What this task involves — Skip the images and copy each record exactly as written.

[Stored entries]
▶
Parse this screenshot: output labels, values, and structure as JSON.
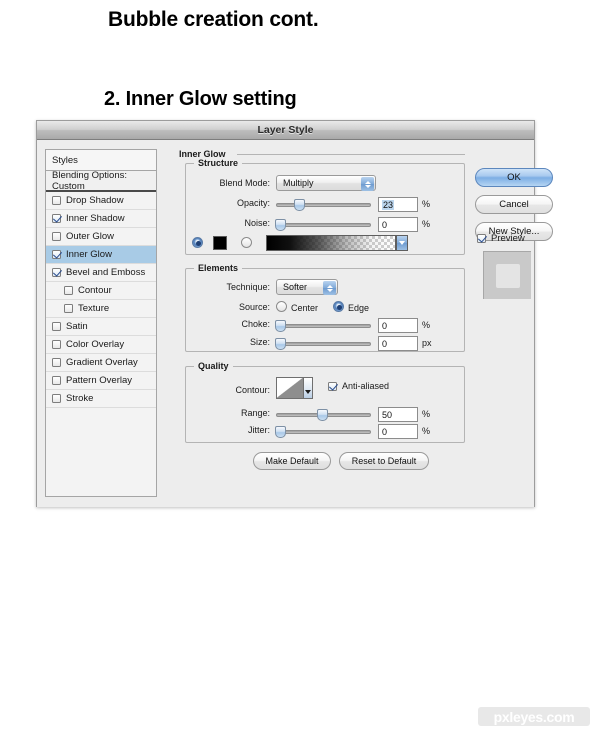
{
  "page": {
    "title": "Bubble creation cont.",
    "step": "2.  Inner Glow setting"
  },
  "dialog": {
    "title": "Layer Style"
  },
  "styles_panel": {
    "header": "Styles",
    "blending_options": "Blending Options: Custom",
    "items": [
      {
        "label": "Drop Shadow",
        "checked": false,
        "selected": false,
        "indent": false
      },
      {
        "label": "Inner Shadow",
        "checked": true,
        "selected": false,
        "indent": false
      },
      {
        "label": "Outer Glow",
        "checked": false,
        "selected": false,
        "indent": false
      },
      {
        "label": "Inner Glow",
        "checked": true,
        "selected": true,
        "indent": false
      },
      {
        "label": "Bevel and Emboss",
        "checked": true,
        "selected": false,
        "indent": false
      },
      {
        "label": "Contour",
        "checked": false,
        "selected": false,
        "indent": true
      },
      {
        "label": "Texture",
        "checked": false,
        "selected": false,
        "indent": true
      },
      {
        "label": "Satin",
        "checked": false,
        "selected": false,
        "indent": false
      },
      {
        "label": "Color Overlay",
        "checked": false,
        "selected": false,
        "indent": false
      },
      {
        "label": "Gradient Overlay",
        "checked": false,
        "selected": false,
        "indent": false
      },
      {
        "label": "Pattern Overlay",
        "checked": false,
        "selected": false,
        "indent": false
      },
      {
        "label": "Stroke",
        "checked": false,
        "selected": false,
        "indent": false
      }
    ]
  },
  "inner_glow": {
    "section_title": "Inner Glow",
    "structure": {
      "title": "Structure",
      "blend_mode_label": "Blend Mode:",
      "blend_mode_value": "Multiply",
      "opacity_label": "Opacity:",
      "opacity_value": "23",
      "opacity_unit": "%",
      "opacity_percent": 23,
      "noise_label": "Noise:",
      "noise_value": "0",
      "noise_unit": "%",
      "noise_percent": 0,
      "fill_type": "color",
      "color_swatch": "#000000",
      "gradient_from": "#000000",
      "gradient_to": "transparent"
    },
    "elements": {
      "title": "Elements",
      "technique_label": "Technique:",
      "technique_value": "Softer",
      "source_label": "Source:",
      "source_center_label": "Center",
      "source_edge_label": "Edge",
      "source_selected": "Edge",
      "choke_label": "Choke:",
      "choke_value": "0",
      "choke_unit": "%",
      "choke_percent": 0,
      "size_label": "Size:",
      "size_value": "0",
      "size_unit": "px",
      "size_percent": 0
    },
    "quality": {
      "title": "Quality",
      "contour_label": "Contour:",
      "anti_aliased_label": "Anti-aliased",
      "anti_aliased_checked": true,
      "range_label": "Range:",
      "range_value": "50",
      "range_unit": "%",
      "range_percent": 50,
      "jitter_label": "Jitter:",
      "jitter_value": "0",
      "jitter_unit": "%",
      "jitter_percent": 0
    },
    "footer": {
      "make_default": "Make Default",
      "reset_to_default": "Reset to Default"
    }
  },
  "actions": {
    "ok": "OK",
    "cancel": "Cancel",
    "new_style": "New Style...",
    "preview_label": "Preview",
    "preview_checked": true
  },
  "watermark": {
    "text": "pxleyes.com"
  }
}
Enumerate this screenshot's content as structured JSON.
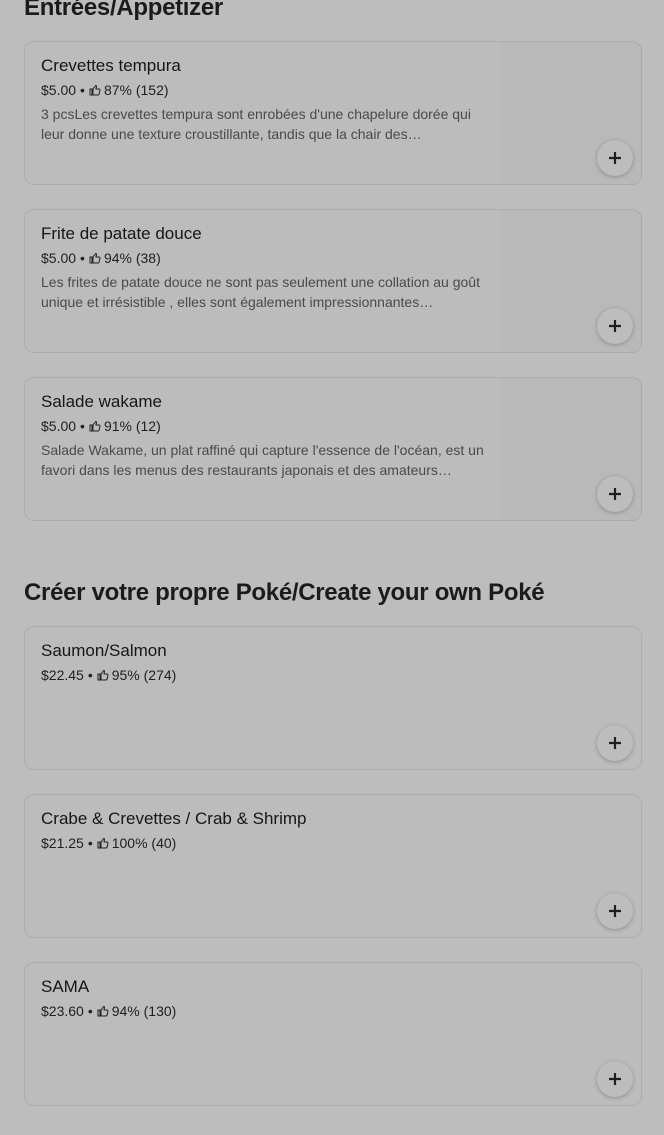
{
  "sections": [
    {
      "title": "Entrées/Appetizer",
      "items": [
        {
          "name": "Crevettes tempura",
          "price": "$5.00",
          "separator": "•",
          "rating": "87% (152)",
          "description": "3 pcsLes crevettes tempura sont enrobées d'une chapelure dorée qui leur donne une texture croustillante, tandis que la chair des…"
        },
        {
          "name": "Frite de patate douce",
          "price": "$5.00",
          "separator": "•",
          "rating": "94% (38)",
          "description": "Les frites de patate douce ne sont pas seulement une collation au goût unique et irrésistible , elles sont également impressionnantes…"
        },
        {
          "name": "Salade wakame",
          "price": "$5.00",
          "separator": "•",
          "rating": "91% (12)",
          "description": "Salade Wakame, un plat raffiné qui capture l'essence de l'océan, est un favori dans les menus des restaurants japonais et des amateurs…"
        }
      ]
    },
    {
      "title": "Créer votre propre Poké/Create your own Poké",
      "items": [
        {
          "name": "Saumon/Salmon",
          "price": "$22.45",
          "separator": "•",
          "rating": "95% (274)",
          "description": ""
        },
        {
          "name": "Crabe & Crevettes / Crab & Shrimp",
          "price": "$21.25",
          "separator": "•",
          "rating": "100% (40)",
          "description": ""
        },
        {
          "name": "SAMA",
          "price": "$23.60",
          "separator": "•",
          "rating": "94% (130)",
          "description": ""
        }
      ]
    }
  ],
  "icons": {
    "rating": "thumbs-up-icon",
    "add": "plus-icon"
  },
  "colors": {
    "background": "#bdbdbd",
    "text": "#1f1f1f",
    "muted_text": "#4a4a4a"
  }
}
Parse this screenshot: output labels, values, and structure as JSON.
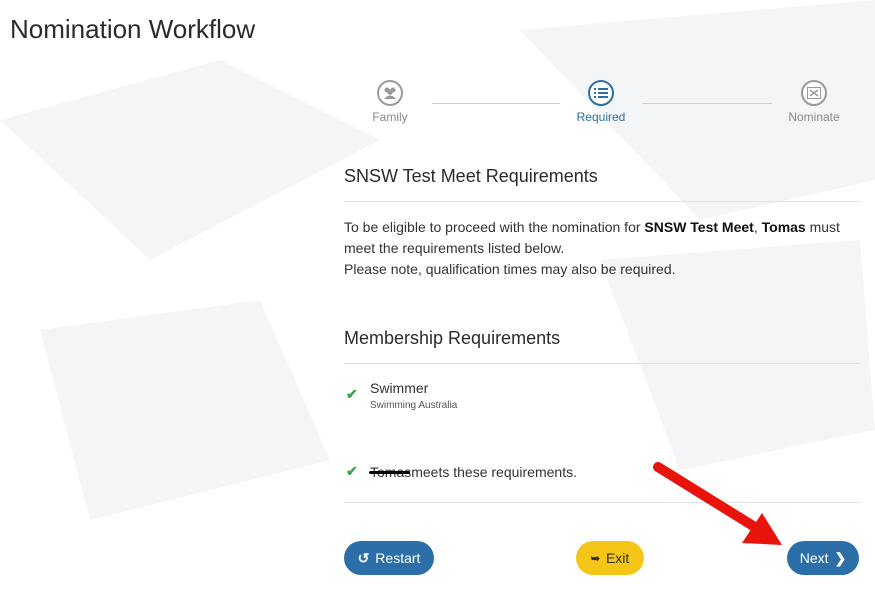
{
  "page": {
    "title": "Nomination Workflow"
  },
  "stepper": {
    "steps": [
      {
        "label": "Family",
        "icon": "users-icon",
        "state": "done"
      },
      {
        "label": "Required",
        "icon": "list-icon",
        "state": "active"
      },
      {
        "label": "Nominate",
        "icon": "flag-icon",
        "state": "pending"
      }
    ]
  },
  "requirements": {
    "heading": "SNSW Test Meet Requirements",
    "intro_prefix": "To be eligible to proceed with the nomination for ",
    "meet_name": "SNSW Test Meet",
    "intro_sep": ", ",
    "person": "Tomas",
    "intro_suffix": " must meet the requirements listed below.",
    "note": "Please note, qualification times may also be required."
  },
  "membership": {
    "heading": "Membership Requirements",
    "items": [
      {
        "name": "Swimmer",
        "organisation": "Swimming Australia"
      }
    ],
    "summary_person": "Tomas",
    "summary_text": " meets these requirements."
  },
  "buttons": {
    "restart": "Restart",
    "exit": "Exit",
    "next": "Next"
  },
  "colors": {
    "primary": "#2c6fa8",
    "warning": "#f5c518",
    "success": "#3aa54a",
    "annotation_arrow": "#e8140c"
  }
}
◀
Solution —
Parse this screenshot: output labels, values, and structure as JSON.
{
  "page": {
    "title": "Bubble creation cont.",
    "step": "2.  Inner Glow setting"
  },
  "dialog": {
    "title": "Layer Style"
  },
  "styles_panel": {
    "header": "Styles",
    "blending_options": "Blending Options: Custom",
    "items": [
      {
        "label": "Drop Shadow",
        "checked": false,
        "selected": false,
        "indent": false
      },
      {
        "label": "Inner Shadow",
        "checked": true,
        "selected": false,
        "indent": false
      },
      {
        "label": "Outer Glow",
        "checked": false,
        "selected": false,
        "indent": false
      },
      {
        "label": "Inner Glow",
        "checked": true,
        "selected": true,
        "indent": false
      },
      {
        "label": "Bevel and Emboss",
        "checked": true,
        "selected": false,
        "indent": false
      },
      {
        "label": "Contour",
        "checked": false,
        "selected": false,
        "indent": true
      },
      {
        "label": "Texture",
        "checked": false,
        "selected": false,
        "indent": true
      },
      {
        "label": "Satin",
        "checked": false,
        "selected": false,
        "indent": false
      },
      {
        "label": "Color Overlay",
        "checked": false,
        "selected": false,
        "indent": false
      },
      {
        "label": "Gradient Overlay",
        "checked": false,
        "selected": false,
        "indent": false
      },
      {
        "label": "Pattern Overlay",
        "checked": false,
        "selected": false,
        "indent": false
      },
      {
        "label": "Stroke",
        "checked": false,
        "selected": false,
        "indent": false
      }
    ]
  },
  "inner_glow": {
    "section_title": "Inner Glow",
    "structure": {
      "title": "Structure",
      "blend_mode_label": "Blend Mode:",
      "blend_mode_value": "Multiply",
      "opacity_label": "Opacity:",
      "opacity_value": "23",
      "opacity_unit": "%",
      "opacity_percent": 23,
      "noise_label": "Noise:",
      "noise_value": "0",
      "noise_unit": "%",
      "noise_percent": 0,
      "fill_type": "color",
      "color_swatch": "#000000",
      "gradient_from": "#000000",
      "gradient_to": "transparent"
    },
    "elements": {
      "title": "Elements",
      "technique_label": "Technique:",
      "technique_value": "Softer",
      "source_label": "Source:",
      "source_center_label": "Center",
      "source_edge_label": "Edge",
      "source_selected": "Edge",
      "choke_label": "Choke:",
      "choke_value": "0",
      "choke_unit": "%",
      "choke_percent": 0,
      "size_label": "Size:",
      "size_value": "0",
      "size_unit": "px",
      "size_percent": 0
    },
    "quality": {
      "title": "Quality",
      "contour_label": "Contour:",
      "anti_aliased_label": "Anti-aliased",
      "anti_aliased_checked": true,
      "range_label": "Range:",
      "range_value": "50",
      "range_unit": "%",
      "range_percent": 50,
      "jitter_label": "Jitter:",
      "jitter_value": "0",
      "jitter_unit": "%",
      "jitter_percent": 0
    },
    "footer": {
      "make_default": "Make Default",
      "reset_to_default": "Reset to Default"
    }
  },
  "actions": {
    "ok": "OK",
    "cancel": "Cancel",
    "new_style": "New Style...",
    "preview_label": "Preview",
    "preview_checked": true
  },
  "watermark": {
    "text": "pxleyes.com"
  }
}
Enumerate this screenshot's content as structured JSON.
{
  "sections": [
    {
      "title": "Entrées/Appetizer",
      "items": [
        {
          "name": "Crevettes tempura",
          "price": "$5.00",
          "separator": "•",
          "rating": "87% (152)",
          "description": "3 pcsLes crevettes tempura sont enrobées d'une chapelure dorée qui leur donne une texture croustillante, tandis que la chair des…"
        },
        {
          "name": "Frite de patate douce",
          "price": "$5.00",
          "separator": "•",
          "rating": "94% (38)",
          "description": "Les frites de patate douce ne sont pas seulement une collation au goût unique et irrésistible , elles sont également impressionnantes…"
        },
        {
          "name": "Salade wakame",
          "price": "$5.00",
          "separator": "•",
          "rating": "91% (12)",
          "description": "Salade Wakame, un plat raffiné qui capture l'essence de l'océan, est un favori dans les menus des restaurants japonais et des amateurs…"
        }
      ]
    },
    {
      "title": "Créer votre propre Poké/Create your own Poké",
      "items": [
        {
          "name": "Saumon/Salmon",
          "price": "$22.45",
          "separator": "•",
          "rating": "95% (274)",
          "description": ""
        },
        {
          "name": "Crabe & Crevettes / Crab & Shrimp",
          "price": "$21.25",
          "separator": "•",
          "rating": "100% (40)",
          "description": ""
        },
        {
          "name": "SAMA",
          "price": "$23.60",
          "separator": "•",
          "rating": "94% (130)",
          "description": ""
        }
      ]
    }
  ],
  "icons": {
    "rating": "thumbs-up-icon",
    "add": "plus-icon"
  },
  "colors": {
    "background": "#bdbdbd",
    "text": "#1f1f1f",
    "muted_text": "#4a4a4a"
  }
}
Parse this screenshot: output labels, values, and structure as JSON.
{
  "page": {
    "title": "Nomination Workflow"
  },
  "stepper": {
    "steps": [
      {
        "label": "Family",
        "icon": "users-icon",
        "state": "done"
      },
      {
        "label": "Required",
        "icon": "list-icon",
        "state": "active"
      },
      {
        "label": "Nominate",
        "icon": "flag-icon",
        "state": "pending"
      }
    ]
  },
  "requirements": {
    "heading": "SNSW Test Meet Requirements",
    "intro_prefix": "To be eligible to proceed with the nomination for ",
    "meet_name": "SNSW Test Meet",
    "intro_sep": ", ",
    "person": "Tomas",
    "intro_suffix": " must meet the requirements listed below.",
    "note": "Please note, qualification times may also be required."
  },
  "membership": {
    "heading": "Membership Requirements",
    "items": [
      {
        "name": "Swimmer",
        "organisation": "Swimming Australia"
      }
    ],
    "summary_person": "Tomas",
    "summary_text": " meets these requirements."
  },
  "buttons": {
    "restart": "Restart",
    "exit": "Exit",
    "next": "Next"
  },
  "colors": {
    "primary": "#2c6fa8",
    "warning": "#f5c518",
    "success": "#3aa54a",
    "annotation_arrow": "#e8140c"
  }
}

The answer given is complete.